Short task → Only the number is wanted: how many lines in the data contain "Laser"?

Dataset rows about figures
= = = = = = =
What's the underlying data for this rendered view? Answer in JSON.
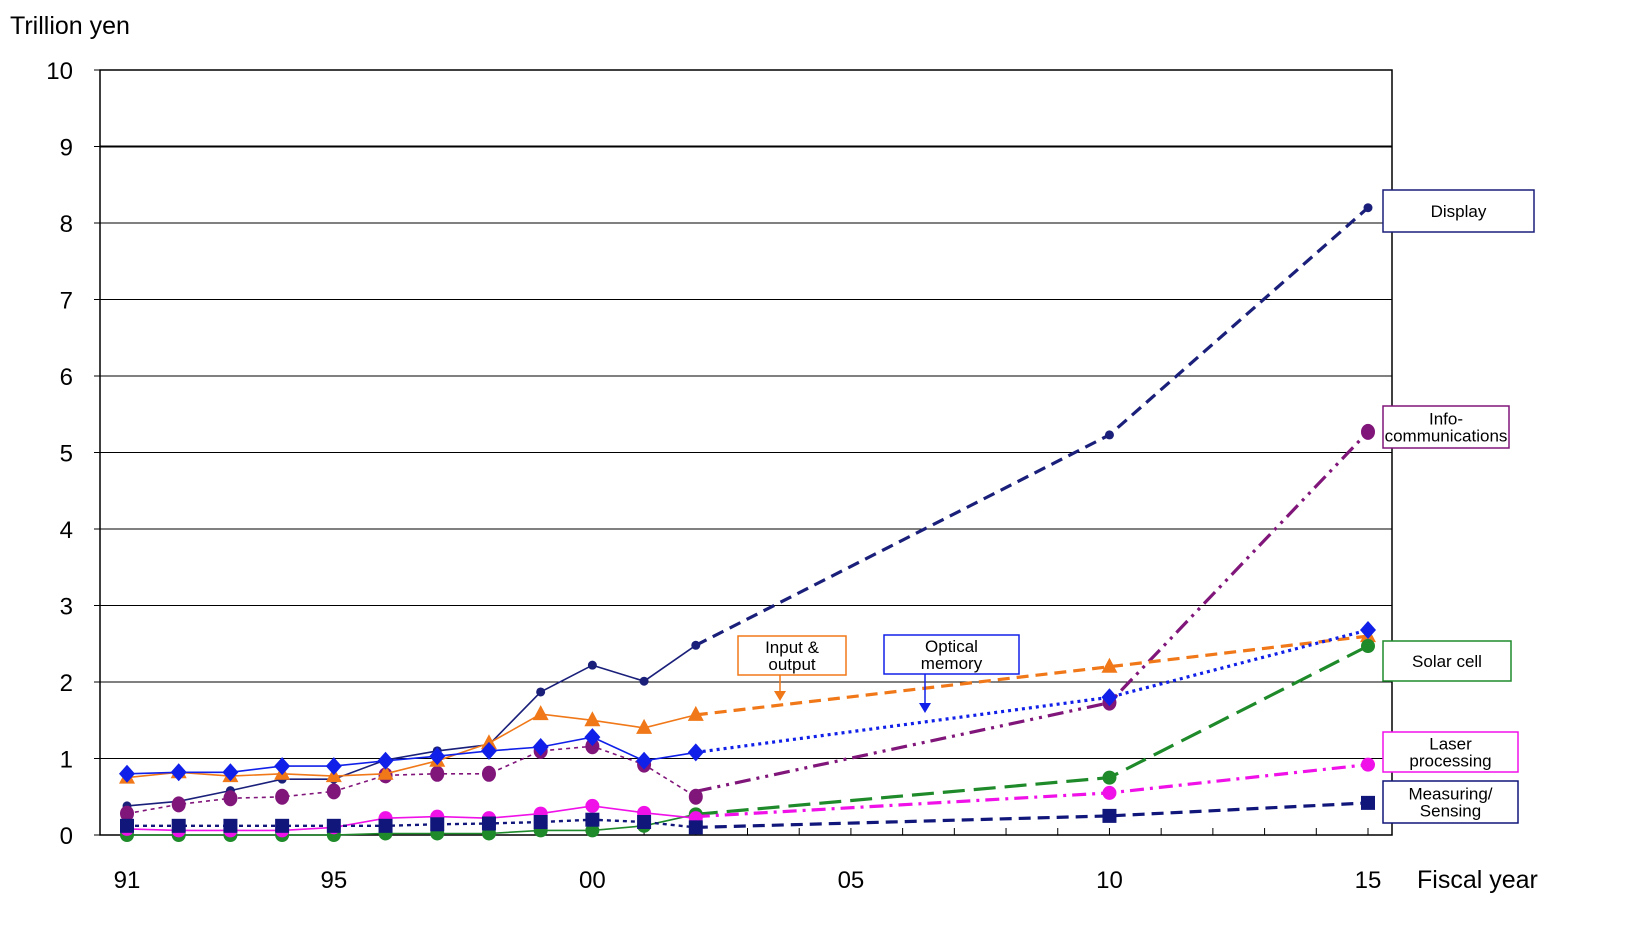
{
  "chart_data": {
    "type": "line",
    "ylabel": "Trillion yen",
    "xlabel": "Fiscal year",
    "ylim": [
      0,
      10
    ],
    "xlim": [
      1991,
      2015
    ],
    "y_ticks": [
      "0",
      "1",
      "2",
      "3",
      "4",
      "5",
      "6",
      "7",
      "8",
      "9",
      "10"
    ],
    "x_ticks": [
      {
        "x": 1991,
        "label": "91"
      },
      {
        "x": 1995,
        "label": "95"
      },
      {
        "x": 2000,
        "label": "00"
      },
      {
        "x": 2005,
        "label": "05"
      },
      {
        "x": 2010,
        "label": "10"
      },
      {
        "x": 2015,
        "label": "15"
      }
    ],
    "grid": true,
    "series": [
      {
        "name": "Display",
        "color": "#1a1f7a",
        "marker": "small-circle",
        "actual": [
          [
            1991,
            0.38
          ],
          [
            1992,
            0.44
          ],
          [
            1993,
            0.58
          ],
          [
            1994,
            0.73
          ],
          [
            1995,
            0.73
          ],
          [
            1996,
            0.98
          ],
          [
            1997,
            1.1
          ],
          [
            1998,
            1.18
          ],
          [
            1999,
            1.87
          ],
          [
            2000,
            2.22
          ],
          [
            2001,
            2.01
          ],
          [
            2002,
            2.48
          ]
        ],
        "forecast": [
          [
            2002,
            2.48
          ],
          [
            2010,
            5.23
          ],
          [
            2015,
            8.2
          ]
        ],
        "forecast_style": "dash"
      },
      {
        "name": "Info-communications",
        "color": "#80157a",
        "marker": "ellipse",
        "actual": [
          [
            1991,
            0.28
          ],
          [
            1992,
            0.4
          ],
          [
            1993,
            0.48
          ],
          [
            1994,
            0.5
          ],
          [
            1995,
            0.57
          ],
          [
            1996,
            0.78
          ],
          [
            1997,
            0.8
          ],
          [
            1998,
            0.8
          ],
          [
            1999,
            1.1
          ],
          [
            2000,
            1.16
          ],
          [
            2001,
            0.92
          ],
          [
            2002,
            0.5
          ]
        ],
        "forecast": [
          [
            2002,
            0.57
          ],
          [
            2010,
            1.73
          ],
          [
            2015,
            5.27
          ]
        ],
        "forecast_style": "dashdotdot"
      },
      {
        "name": "Input & output",
        "color": "#f07818",
        "marker": "triangle",
        "actual": [
          [
            1991,
            0.75
          ],
          [
            1992,
            0.82
          ],
          [
            1993,
            0.77
          ],
          [
            1994,
            0.8
          ],
          [
            1995,
            0.77
          ],
          [
            1996,
            0.8
          ],
          [
            1997,
            0.97
          ],
          [
            1998,
            1.2
          ],
          [
            1999,
            1.58
          ],
          [
            2000,
            1.5
          ],
          [
            2001,
            1.4
          ],
          [
            2002,
            1.57
          ]
        ],
        "forecast": [
          [
            2002,
            1.57
          ],
          [
            2010,
            2.2
          ],
          [
            2015,
            2.6
          ]
        ],
        "forecast_style": "dash"
      },
      {
        "name": "Optical memory",
        "color": "#1020e8",
        "marker": "diamond",
        "actual": [
          [
            1991,
            0.8
          ],
          [
            1992,
            0.82
          ],
          [
            1993,
            0.82
          ],
          [
            1994,
            0.9
          ],
          [
            1995,
            0.9
          ],
          [
            1996,
            0.97
          ],
          [
            1997,
            1.03
          ],
          [
            1998,
            1.1
          ],
          [
            1999,
            1.15
          ],
          [
            2000,
            1.28
          ],
          [
            2001,
            0.97
          ],
          [
            2002,
            1.08
          ]
        ],
        "forecast": [
          [
            2002,
            1.08
          ],
          [
            2010,
            1.8
          ],
          [
            2015,
            2.68
          ]
        ],
        "forecast_style": "dot"
      },
      {
        "name": "Solar cell",
        "color": "#1e8a2a",
        "marker": "circle",
        "actual": [
          [
            1991,
            0.0
          ],
          [
            1992,
            0.0
          ],
          [
            1993,
            0.0
          ],
          [
            1994,
            0.0
          ],
          [
            1995,
            0.0
          ],
          [
            1996,
            0.02
          ],
          [
            1997,
            0.02
          ],
          [
            1998,
            0.02
          ],
          [
            1999,
            0.06
          ],
          [
            2000,
            0.06
          ],
          [
            2001,
            0.12
          ],
          [
            2002,
            0.27
          ]
        ],
        "forecast": [
          [
            2002,
            0.27
          ],
          [
            2010,
            0.75
          ],
          [
            2015,
            2.47
          ]
        ],
        "forecast_style": "longdash"
      },
      {
        "name": "Laser processing",
        "color": "#f010e8",
        "marker": "circle",
        "actual": [
          [
            1991,
            0.08
          ],
          [
            1992,
            0.06
          ],
          [
            1993,
            0.06
          ],
          [
            1994,
            0.06
          ],
          [
            1995,
            0.1
          ],
          [
            1996,
            0.22
          ],
          [
            1997,
            0.24
          ],
          [
            1998,
            0.22
          ],
          [
            1999,
            0.28
          ],
          [
            2000,
            0.38
          ],
          [
            2001,
            0.29
          ],
          [
            2002,
            0.22
          ]
        ],
        "forecast": [
          [
            2002,
            0.24
          ],
          [
            2010,
            0.55
          ],
          [
            2015,
            0.92
          ]
        ],
        "forecast_style": "dashdot"
      },
      {
        "name": "Measuring/ Sensing",
        "color": "#10167a",
        "marker": "square",
        "actual": [
          [
            1991,
            0.12
          ],
          [
            1992,
            0.12
          ],
          [
            1993,
            0.12
          ],
          [
            1994,
            0.12
          ],
          [
            1995,
            0.12
          ],
          [
            1996,
            0.12
          ],
          [
            1997,
            0.14
          ],
          [
            1998,
            0.15
          ],
          [
            1999,
            0.17
          ],
          [
            2000,
            0.2
          ],
          [
            2001,
            0.17
          ],
          [
            2002,
            0.1
          ]
        ],
        "forecast": [
          [
            2002,
            0.1
          ],
          [
            2010,
            0.25
          ],
          [
            2015,
            0.42
          ]
        ],
        "forecast_style": "dash"
      }
    ],
    "labels": [
      {
        "text": "Display",
        "series": 0,
        "color": "#1a1f7a"
      },
      {
        "text": "Info-\ncommunications",
        "series": 1,
        "color": "#80157a"
      },
      {
        "text": "Input &\noutput",
        "series": 2,
        "color": "#f07818",
        "arrow": true
      },
      {
        "text": "Optical\nmemory",
        "series": 3,
        "color": "#1020e8",
        "arrow": true
      },
      {
        "text": "Solar cell",
        "series": 4,
        "color": "#1e8a2a"
      },
      {
        "text": "Laser\nprocessing",
        "series": 5,
        "color": "#f010e8"
      },
      {
        "text": "Measuring/\nSensing",
        "series": 6,
        "color": "#10167a"
      }
    ]
  }
}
= = = = = = =
Problem solution → 2